-- Work to do --
Every line that contains the word "message" should be copied out.

-- Records supplied --
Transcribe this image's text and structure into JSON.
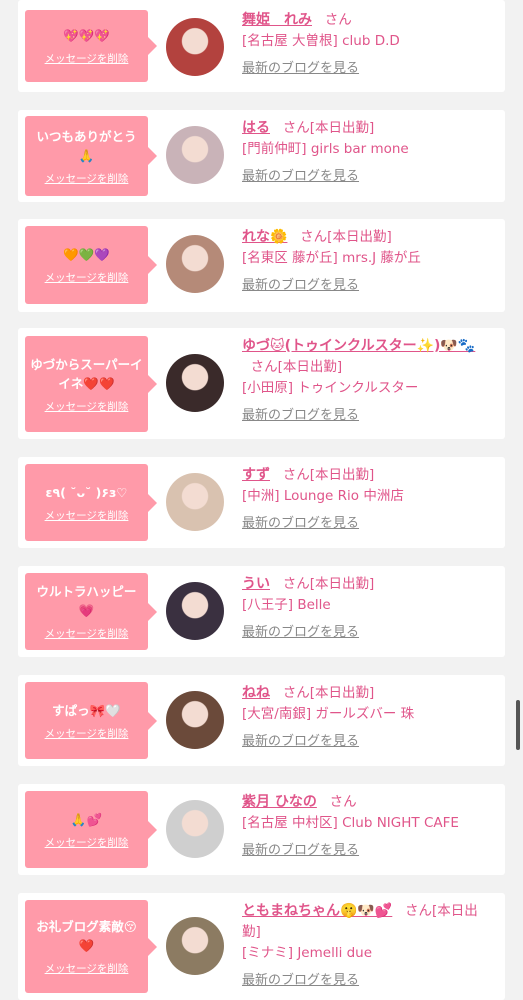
{
  "delete_label": "メッセージを削除",
  "san_label": "さん",
  "blog_label": "最新のブログを見る",
  "cards": [
    {
      "message": "💖💖💖",
      "name": "舞姫　れみ",
      "status": "",
      "shop": "[名古屋 大曽根] club D.D",
      "avatar_bg": "#b3423e"
    },
    {
      "message": "いつもありがとう🙏",
      "name": "はる",
      "status": "[本日出勤]",
      "shop": "[門前仲町] girls bar mone",
      "avatar_bg": "#c9b3b8"
    },
    {
      "message": "🧡💚💜",
      "name": "れな🌼",
      "status": "[本日出勤]",
      "shop": "[名東区 藤が丘] mrs.J 藤が丘",
      "avatar_bg": "#b58a78"
    },
    {
      "message": "ゆづからスーパーイイネ❤️❤️",
      "name": "ゆづ🐱(トゥインクルスター✨)🐶🐾",
      "status": "[本日出勤]",
      "shop": "[小田原] トゥインクルスター",
      "avatar_bg": "#3a2a2a"
    },
    {
      "message": "ε٩( ˘ᴗ˘ )۶з♡",
      "name": "すず",
      "status": "[本日出勤]",
      "shop": "[中洲] Lounge Rio 中洲店",
      "avatar_bg": "#d9c2b0"
    },
    {
      "message": "ウルトラハッピー💗",
      "name": "うい",
      "status": "[本日出勤]",
      "shop": "[八王子] Belle",
      "avatar_bg": "#3a3040"
    },
    {
      "message": "すぱっ🎀🤍",
      "name": "ねね",
      "status": "[本日出勤]",
      "shop": "[大宮/南銀] ガールズバー 珠",
      "avatar_bg": "#6b4a3a"
    },
    {
      "message": "🙏💕",
      "name": "紫月 ひなの",
      "status": "",
      "shop": "[名古屋 中村区] Club NIGHT CAFE",
      "avatar_bg": "#cfcfcf"
    },
    {
      "message": "お礼ブログ素敵😚❤️",
      "name": "ともまねちゃん🤫🐶💕",
      "status": "[本日出勤]",
      "shop": "[ミナミ] Jemelli due",
      "avatar_bg": "#8c7b62"
    }
  ]
}
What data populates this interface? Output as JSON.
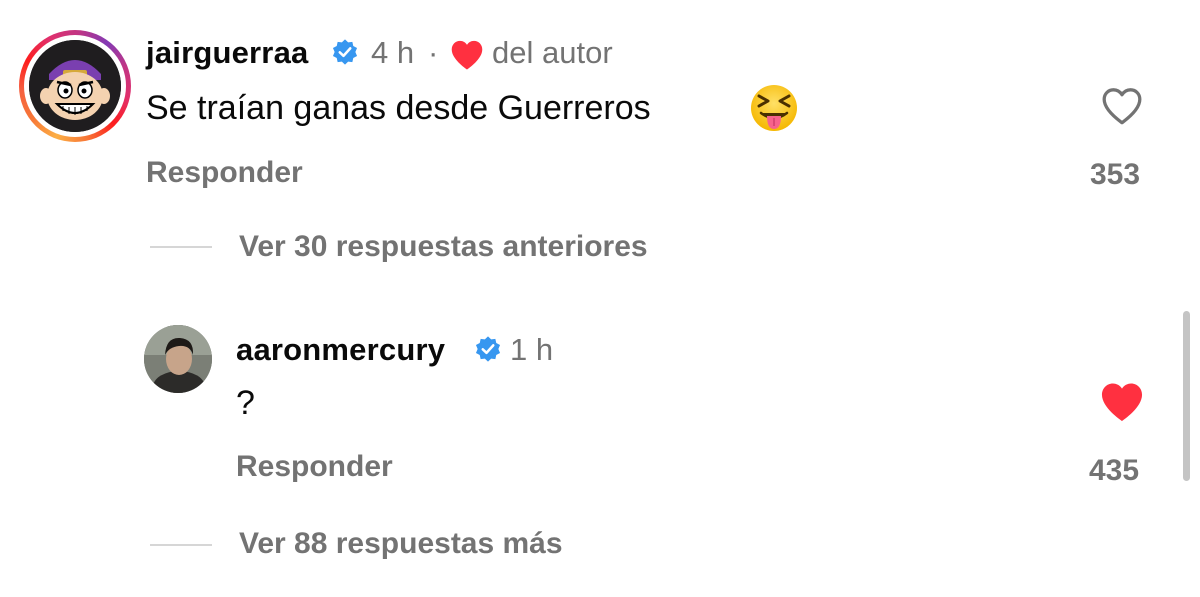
{
  "colors": {
    "text": "#0a0a0a",
    "secondary": "#737373",
    "verified": "#3797f0",
    "like_red": "#ff3040"
  },
  "comments": [
    {
      "username": "jairguerraa",
      "verified": true,
      "time": "4 h",
      "separator": "·",
      "author_like_label": "del autor",
      "text": "Se traían ganas desde Guerreros",
      "emoji": "😝",
      "emoji_icon": "squinting-face-with-tongue",
      "reply_label": "Responder",
      "like_count": "353",
      "liked": false,
      "view_replies": "Ver 30 respuestas anteriores"
    },
    {
      "username": "aaronmercury",
      "verified": true,
      "time": "1 h",
      "text": "?",
      "reply_label": "Responder",
      "like_count": "435",
      "liked": true,
      "view_replies": "Ver 88 respuestas más"
    }
  ]
}
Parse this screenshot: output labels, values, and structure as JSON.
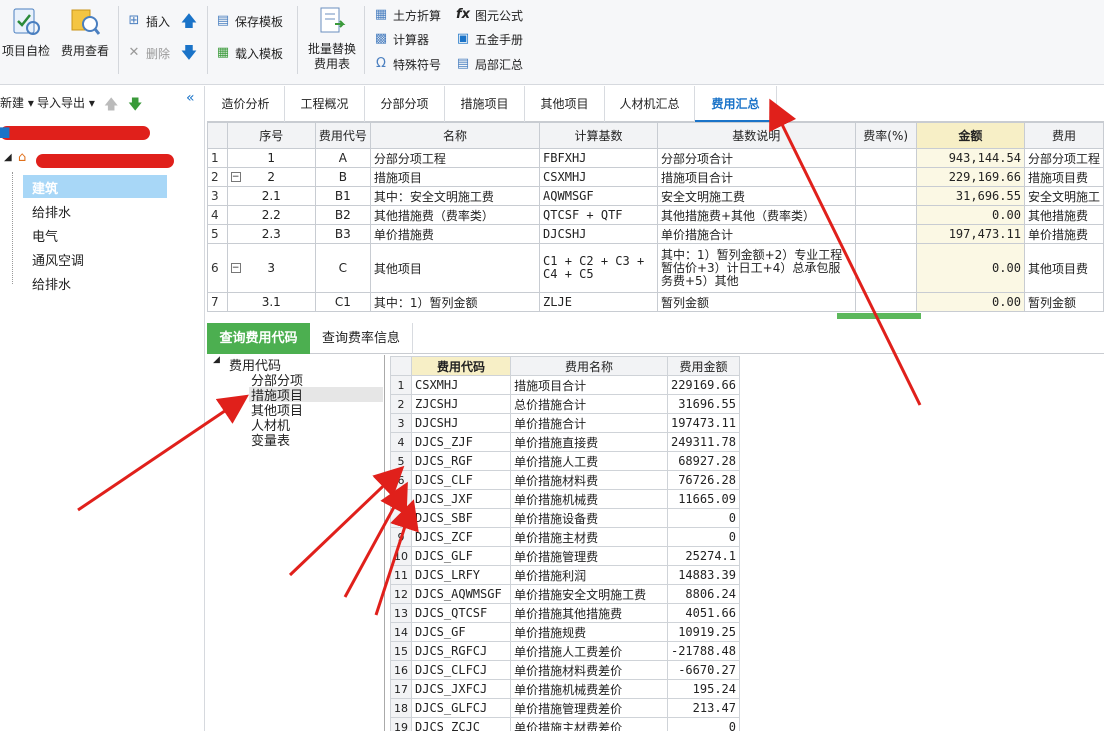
{
  "ribbon": {
    "project_check": "项目自检",
    "fee_view": "费用查看",
    "insert": "插入",
    "delete": "删除",
    "save_template": "保存模板",
    "load_template": "载入模板",
    "batch_replace_line1": "批量替换",
    "batch_replace_line2": "费用表",
    "earthwork": "土方折算",
    "formula": "图元公式",
    "calculator": "计算器",
    "hardware_manual": "五金手册",
    "special_symbol": "特殊符号",
    "partial_summary": "局部汇总"
  },
  "leftnav": {
    "new_label": "新建",
    "import_export": "导入导出",
    "tree": [
      "建筑",
      "给排水",
      "电气",
      "通风空调",
      "给排水"
    ]
  },
  "tabs": [
    "造价分析",
    "工程概况",
    "分部分项",
    "措施项目",
    "其他项目",
    "人材机汇总",
    "费用汇总"
  ],
  "main_table": {
    "headers": [
      "序号",
      "费用代号",
      "名称",
      "计算基数",
      "基数说明",
      "费率(%)",
      "金额",
      "费用"
    ],
    "rows": [
      {
        "rn": "1",
        "seq": "1",
        "code": "A",
        "name": "分部分项工程",
        "base": "FBFXHJ",
        "desc": "分部分项合计",
        "rate": "",
        "amount": "943,144.54",
        "type": "分部分项工程"
      },
      {
        "rn": "2",
        "seq": "2",
        "code": "B",
        "name": "措施项目",
        "base": "CSXMHJ",
        "desc": "措施项目合计",
        "rate": "",
        "amount": "229,169.66",
        "type": "措施项目费"
      },
      {
        "rn": "3",
        "seq": "2.1",
        "code": "B1",
        "name": "其中：安全文明施工费",
        "base": "AQWMSGF",
        "desc": "安全文明施工费",
        "rate": "",
        "amount": "31,696.55",
        "type": "安全文明施工"
      },
      {
        "rn": "4",
        "seq": "2.2",
        "code": "B2",
        "name": "其他措施费（费率类）",
        "base": "QTCSF + QTF",
        "desc": "其他措施费+其他（费率类）",
        "rate": "",
        "amount": "0.00",
        "type": "其他措施费"
      },
      {
        "rn": "5",
        "seq": "2.3",
        "code": "B3",
        "name": "单价措施费",
        "base": "DJCSHJ",
        "desc": "单价措施合计",
        "rate": "",
        "amount": "197,473.11",
        "type": "单价措施费"
      },
      {
        "rn": "6",
        "seq": "3",
        "code": "C",
        "name": "其他项目",
        "base": "C1 + C2 + C3 + C4 + C5",
        "desc": "其中：1）暂列金额+2）专业工程暂估价+3）计日工+4）总承包服务费+5）其他",
        "rate": "",
        "amount": "0.00",
        "type": "其他项目费"
      },
      {
        "rn": "7",
        "seq": "3.1",
        "code": "C1",
        "name": "其中：1）暂列金额",
        "base": "ZLJE",
        "desc": "暂列金额",
        "rate": "",
        "amount": "0.00",
        "type": "暂列金额"
      }
    ]
  },
  "bottom_tabs": [
    "查询费用代码",
    "查询费率信息"
  ],
  "code_tree": {
    "root": "费用代码",
    "children": [
      "分部分项",
      "措施项目",
      "其他项目",
      "人材机",
      "变量表"
    ]
  },
  "code_table": {
    "headers": [
      "费用代码",
      "费用名称",
      "费用金额"
    ],
    "rows": [
      [
        "1",
        "CSXMHJ",
        "措施项目合计",
        "229169.66"
      ],
      [
        "2",
        "ZJCSHJ",
        "总价措施合计",
        "31696.55"
      ],
      [
        "3",
        "DJCSHJ",
        "单价措施合计",
        "197473.11"
      ],
      [
        "4",
        "DJCS_ZJF",
        "单价措施直接费",
        "249311.78"
      ],
      [
        "5",
        "DJCS_RGF",
        "单价措施人工费",
        "68927.28"
      ],
      [
        "6",
        "DJCS_CLF",
        "单价措施材料费",
        "76726.28"
      ],
      [
        "7",
        "DJCS_JXF",
        "单价措施机械费",
        "11665.09"
      ],
      [
        "8",
        "DJCS_SBF",
        "单价措施设备费",
        "0"
      ],
      [
        "9",
        "DJCS_ZCF",
        "单价措施主材费",
        "0"
      ],
      [
        "10",
        "DJCS_GLF",
        "单价措施管理费",
        "25274.1"
      ],
      [
        "11",
        "DJCS_LRFY",
        "单价措施利润",
        "14883.39"
      ],
      [
        "12",
        "DJCS_AQWMSGF",
        "单价措施安全文明施工费",
        "8806.24"
      ],
      [
        "13",
        "DJCS_QTCSF",
        "单价措施其他措施费",
        "4051.66"
      ],
      [
        "14",
        "DJCS_GF",
        "单价措施规费",
        "10919.25"
      ],
      [
        "15",
        "DJCS_RGFCJ",
        "单价措施人工费差价",
        "-21788.48"
      ],
      [
        "16",
        "DJCS_CLFCJ",
        "单价措施材料费差价",
        "-6670.27"
      ],
      [
        "17",
        "DJCS_JXFCJ",
        "单价措施机械费差价",
        "195.24"
      ],
      [
        "18",
        "DJCS_GLFCJ",
        "单价措施管理费差价",
        "213.47"
      ],
      [
        "19",
        "DJCS_ZCJC",
        "单价措施主材费差价",
        "0"
      ]
    ]
  },
  "colors": {
    "accent": "#1a73c8",
    "green": "#4caf50",
    "amount_bg": "#f7efc6",
    "annotation_red": "#e0201b"
  }
}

-- Problem solution --
      "message": "💖💖💖",
      "message": "いつもありがとう🙏",
      "message": "🧡💚💜",
      "message": "ゆづからスーパーイイネ❤️❤️",
      "message": "ε٩( ˘ᴗ˘ )۶з♡",
      "message": "ウルトラハッピー💗",
      "message": "すぱっ🎀🤍",
      "message": "🙏💕",
      "message": "お礼ブログ素敵😚❤️",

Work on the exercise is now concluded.